__Exercise objective__. Print the records below word for word, but leave out the pictures.

__Material supplied__.
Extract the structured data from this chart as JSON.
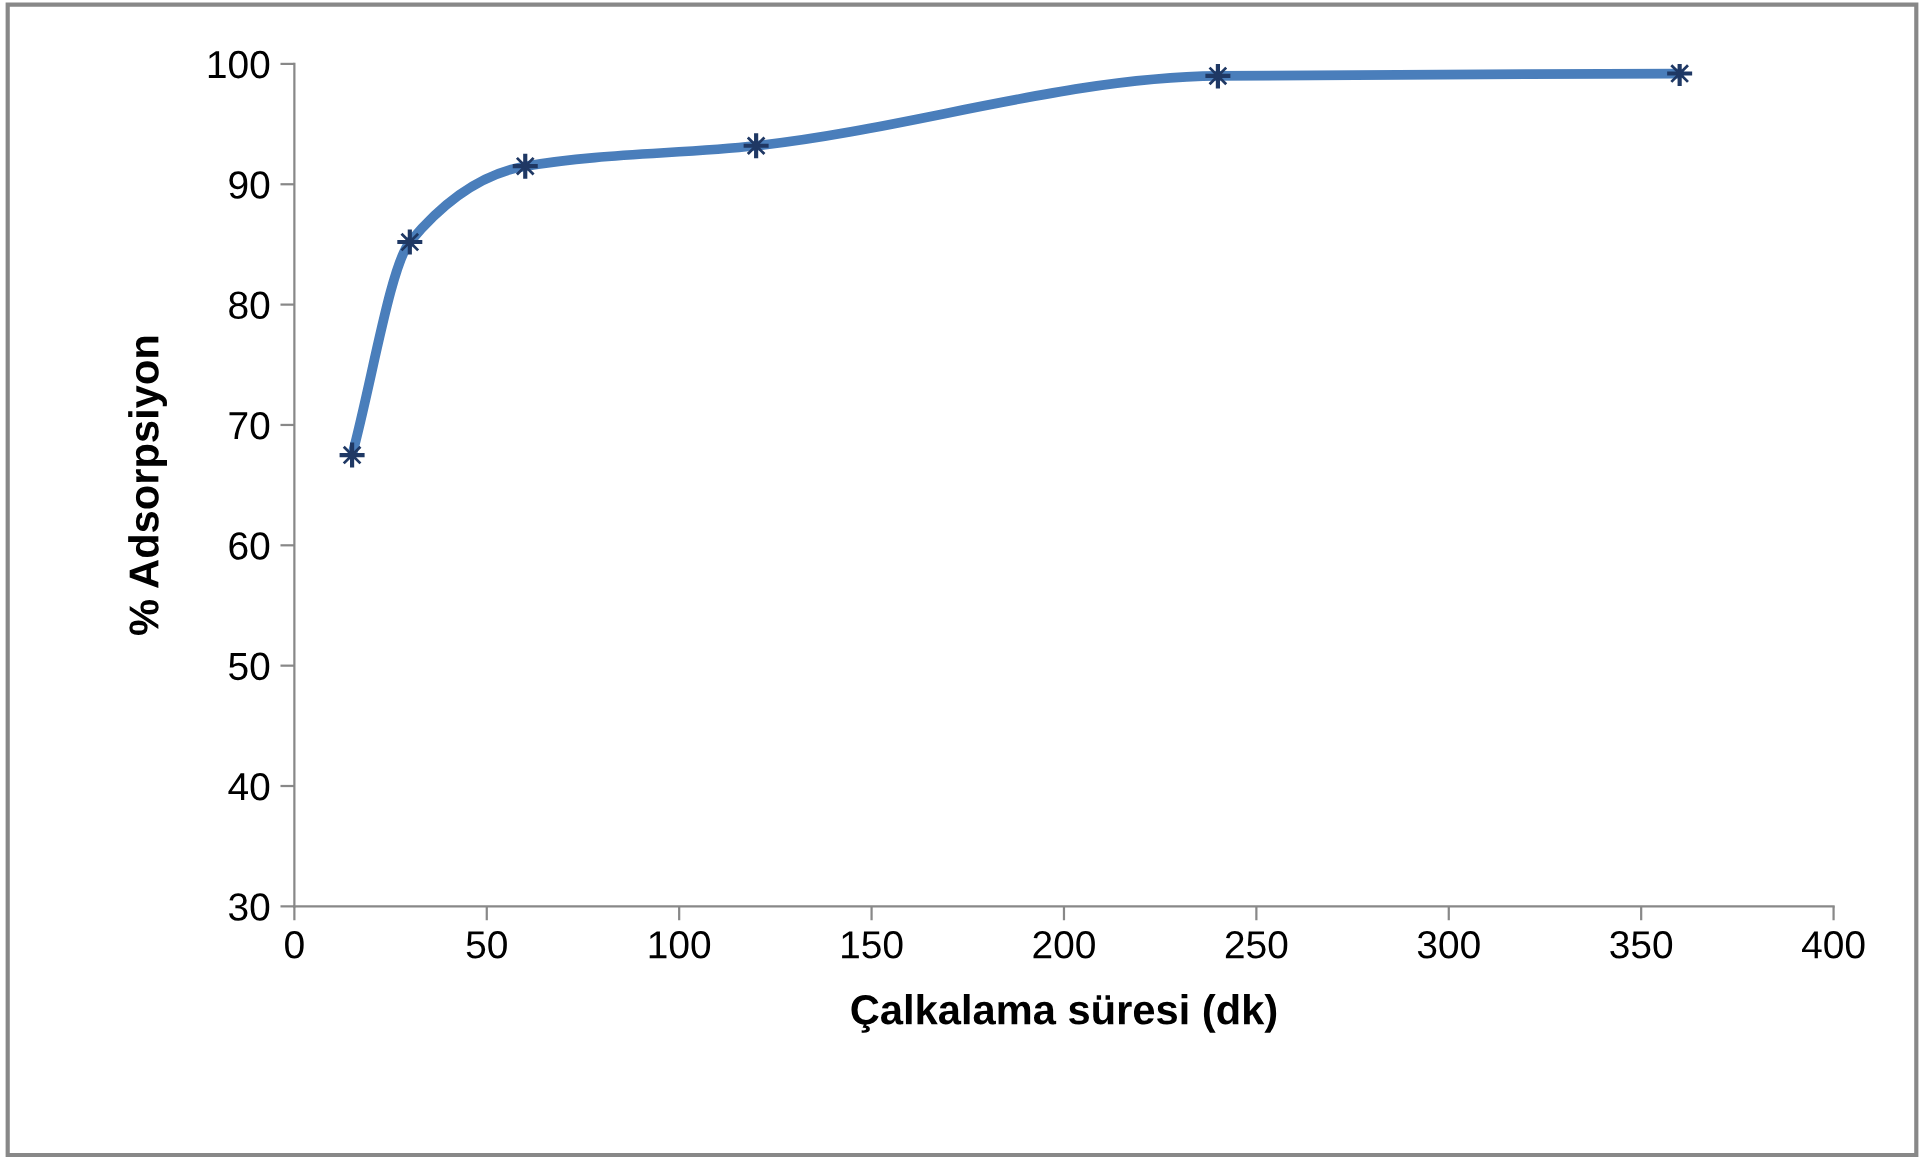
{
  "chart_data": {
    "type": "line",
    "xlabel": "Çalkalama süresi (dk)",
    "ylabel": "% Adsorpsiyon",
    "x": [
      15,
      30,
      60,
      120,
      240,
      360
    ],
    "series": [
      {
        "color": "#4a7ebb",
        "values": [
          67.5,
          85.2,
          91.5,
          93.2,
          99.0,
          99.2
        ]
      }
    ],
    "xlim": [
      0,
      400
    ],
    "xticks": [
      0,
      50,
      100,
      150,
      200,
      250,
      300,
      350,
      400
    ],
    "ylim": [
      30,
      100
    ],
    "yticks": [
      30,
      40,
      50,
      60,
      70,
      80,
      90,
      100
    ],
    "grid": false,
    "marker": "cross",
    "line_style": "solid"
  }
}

__Response__.
Extract the structured data from this chart as JSON.
{
  "chart_data": {
    "type": "line",
    "xlabel": "Çalkalama süresi (dk)",
    "ylabel": "% Adsorpsiyon",
    "x": [
      15,
      30,
      60,
      120,
      240,
      360
    ],
    "series": [
      {
        "color": "#4a7ebb",
        "values": [
          67.5,
          85.2,
          91.5,
          93.2,
          99.0,
          99.2
        ]
      }
    ],
    "xlim": [
      0,
      400
    ],
    "xticks": [
      0,
      50,
      100,
      150,
      200,
      250,
      300,
      350,
      400
    ],
    "ylim": [
      30,
      100
    ],
    "yticks": [
      30,
      40,
      50,
      60,
      70,
      80,
      90,
      100
    ],
    "grid": false,
    "marker": "cross",
    "line_style": "solid"
  }
}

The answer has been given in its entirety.